Task directions:
Please reproduce all of the lines below, word for word and in full.

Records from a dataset
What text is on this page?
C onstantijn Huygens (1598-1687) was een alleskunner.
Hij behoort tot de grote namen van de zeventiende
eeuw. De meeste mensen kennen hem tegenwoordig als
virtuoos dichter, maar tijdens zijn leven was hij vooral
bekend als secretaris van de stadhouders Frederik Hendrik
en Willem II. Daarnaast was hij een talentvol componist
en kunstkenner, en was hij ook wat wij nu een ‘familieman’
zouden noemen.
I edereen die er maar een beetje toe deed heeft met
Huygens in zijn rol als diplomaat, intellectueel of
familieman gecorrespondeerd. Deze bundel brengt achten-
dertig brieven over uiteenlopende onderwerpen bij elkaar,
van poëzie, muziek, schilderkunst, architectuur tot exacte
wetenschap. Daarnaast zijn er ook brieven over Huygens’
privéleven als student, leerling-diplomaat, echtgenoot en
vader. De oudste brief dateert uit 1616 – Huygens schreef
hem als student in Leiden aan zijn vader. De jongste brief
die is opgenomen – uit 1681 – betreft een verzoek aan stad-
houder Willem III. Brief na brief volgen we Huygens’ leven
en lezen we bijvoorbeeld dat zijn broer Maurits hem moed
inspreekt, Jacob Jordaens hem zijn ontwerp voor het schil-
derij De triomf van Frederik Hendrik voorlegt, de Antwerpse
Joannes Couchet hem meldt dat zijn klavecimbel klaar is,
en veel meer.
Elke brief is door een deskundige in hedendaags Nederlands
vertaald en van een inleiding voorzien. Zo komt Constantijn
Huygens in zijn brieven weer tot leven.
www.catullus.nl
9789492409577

Solved problem:
What text is on this page?
C onstantijn Huygens (1598-1687) was een alleskunner.
Hij behoort tot de grote namen van de zeventiende
eeuw. De meeste mensen kennen hem tegenwoordig als
virtuoos dichter, maar tijdens zijn leven was hij vooral
bekend als secretaris van de stadhouders Frederik Hendrik
en Willem II. Daarnaast was hij een talentvol componist
en kunstkenner, en was hij ook wat wij nu een ‘familieman’
zouden noemen.
I edereen die er maar een beetje toe deed heeft met
Huygens in zijn rol als diplomaat, intellectueel of
familieman gecorrespondeerd. Deze bundel brengt achten-
dertig brieven over uiteenlopende onderwerpen bij elkaar,
van poëzie, muziek, schilderkunst, architectuur tot exacte
wetenschap. Daarnaast zijn er ook brieven over Huygens’
privéleven als student, leerling-diplomaat, echtgenoot en
vader. De oudste brief dateert uit 1616 – Huygens schreef
hem als student in Leiden aan zijn vader. De jongste brief
die is opgenomen – uit 1681 – betreft een verzoek aan stad-
houder Willem III. Brief na brief volgen we Huygens’ leven
en lezen we bijvoorbeeld dat zijn broer Maurits hem moed
inspreekt, Jacob Jordaens hem zijn ontwerp voor het schil-
derij De triomf van Frederik Hendrik voorlegt, de Antwerpse
Joannes Couchet hem meldt dat zijn klavecimbel klaar is,
en veel meer.
Elke brief is door een deskundige in hedendaags Nederlands
vertaald en van een inleiding voorzien. Zo komt Constantijn
Huygens in zijn brieven weer tot leven.
www.catullus.nl
9789492409577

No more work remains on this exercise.